[BEGIN Dataset excerpts]
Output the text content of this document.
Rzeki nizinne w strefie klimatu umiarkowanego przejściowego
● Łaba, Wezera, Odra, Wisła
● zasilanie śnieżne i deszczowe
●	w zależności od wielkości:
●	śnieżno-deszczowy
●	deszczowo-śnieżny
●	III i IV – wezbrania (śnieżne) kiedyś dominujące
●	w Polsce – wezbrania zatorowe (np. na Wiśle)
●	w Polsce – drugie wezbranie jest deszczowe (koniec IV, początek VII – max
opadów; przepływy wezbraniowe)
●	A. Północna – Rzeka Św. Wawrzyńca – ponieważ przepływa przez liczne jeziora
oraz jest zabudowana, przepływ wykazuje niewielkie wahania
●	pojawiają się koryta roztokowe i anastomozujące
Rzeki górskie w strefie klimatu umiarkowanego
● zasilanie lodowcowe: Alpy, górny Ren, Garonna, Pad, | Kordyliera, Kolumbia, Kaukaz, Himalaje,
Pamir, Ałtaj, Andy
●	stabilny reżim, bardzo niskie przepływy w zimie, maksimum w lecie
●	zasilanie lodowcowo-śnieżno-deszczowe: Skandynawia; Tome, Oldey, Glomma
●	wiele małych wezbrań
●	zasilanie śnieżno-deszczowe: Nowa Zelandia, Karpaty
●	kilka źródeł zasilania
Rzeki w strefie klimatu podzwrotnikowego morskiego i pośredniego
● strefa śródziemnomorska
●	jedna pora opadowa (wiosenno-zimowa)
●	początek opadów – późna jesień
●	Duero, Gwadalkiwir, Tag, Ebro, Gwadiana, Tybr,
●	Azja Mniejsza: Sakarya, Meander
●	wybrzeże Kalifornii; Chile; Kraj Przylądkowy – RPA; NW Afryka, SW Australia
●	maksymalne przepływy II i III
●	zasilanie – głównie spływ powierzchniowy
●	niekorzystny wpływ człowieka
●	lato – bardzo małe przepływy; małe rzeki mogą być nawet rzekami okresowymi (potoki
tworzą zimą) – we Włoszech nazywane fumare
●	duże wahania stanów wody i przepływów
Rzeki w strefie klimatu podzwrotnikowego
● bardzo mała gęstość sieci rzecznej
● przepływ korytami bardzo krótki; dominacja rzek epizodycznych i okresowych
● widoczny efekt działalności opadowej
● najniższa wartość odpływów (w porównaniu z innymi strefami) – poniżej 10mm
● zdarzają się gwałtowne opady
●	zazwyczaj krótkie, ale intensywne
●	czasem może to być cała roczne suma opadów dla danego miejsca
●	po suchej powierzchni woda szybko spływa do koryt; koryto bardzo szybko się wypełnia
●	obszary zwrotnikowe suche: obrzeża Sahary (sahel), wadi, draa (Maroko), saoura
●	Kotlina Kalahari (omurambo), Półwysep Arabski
[END Dataset excerpts]
All of the material above needs to be retyped word for word.

● **The reply**:
Output the text content of this document.
Rzeki nizinne w strefie klimatu umiarkowanego przejściowego
● Łaba, Wezera, Odra, Wisła
● zasilanie śnieżne i deszczowe
●	w zależności od wielkości:
●	śnieżno-deszczowy
●	deszczowo-śnieżny
●	III i IV – wezbrania (śnieżne) kiedyś dominujące
●	w Polsce – wezbrania zatorowe (np. na Wiśle)
●	w Polsce – drugie wezbranie jest deszczowe (koniec IV, początek VII – max
opadów; przepływy wezbraniowe)
●	A. Północna – Rzeka Św. Wawrzyńca – ponieważ przepływa przez liczne jeziora
oraz jest zabudowana, przepływ wykazuje niewielkie wahania
●	pojawiają się koryta roztokowe i anastomozujące
Rzeki górskie w strefie klimatu umiarkowanego
● zasilanie lodowcowe: Alpy, górny Ren, Garonna, Pad, | Kordyliera, Kolumbia, Kaukaz, Himalaje,
Pamir, Ałtaj, Andy
●	stabilny reżim, bardzo niskie przepływy w zimie, maksimum w lecie
●	zasilanie lodowcowo-śnieżno-deszczowe: Skandynawia; Tome, Oldey, Glomma
●	wiele małych wezbrań
●	zasilanie śnieżno-deszczowe: Nowa Zelandia, Karpaty
●	kilka źródeł zasilania
Rzeki w strefie klimatu podzwrotnikowego morskiego i pośredniego
● strefa śródziemnomorska
●	jedna pora opadowa (wiosenno-zimowa)
●	początek opadów – późna jesień
●	Duero, Gwadalkiwir, Tag, Ebro, Gwadiana, Tybr,
●	Azja Mniejsza: Sakarya, Meander
●	wybrzeże Kalifornii; Chile; Kraj Przylądkowy – RPA; NW Afryka, SW Australia
●	maksymalne przepływy II i III
●	zasilanie – głównie spływ powierzchniowy
●	niekorzystny wpływ człowieka
●	lato – bardzo małe przepływy; małe rzeki mogą być nawet rzekami okresowymi (potoki
tworzą zimą) – we Włoszech nazywane fumare
●	duże wahania stanów wody i przepływów
Rzeki w strefie klimatu podzwrotnikowego
● bardzo mała gęstość sieci rzecznej
● przepływ korytami bardzo krótki; dominacja rzek epizodycznych i okresowych
● widoczny efekt działalności opadowej
● najniższa wartość odpływów (w porównaniu z innymi strefami) – poniżej 10mm
● zdarzają się gwałtowne opady
●	zazwyczaj krótkie, ale intensywne
●	czasem może to być cała roczne suma opadów dla danego miejsca
●	po suchej powierzchni woda szybko spływa do koryt; koryto bardzo szybko się wypełnia
●	obszary zwrotnikowe suche: obrzeża Sahary (sahel), wadi, draa (Maroko), saoura
●	Kotlina Kalahari (omurambo), Półwysep Arabski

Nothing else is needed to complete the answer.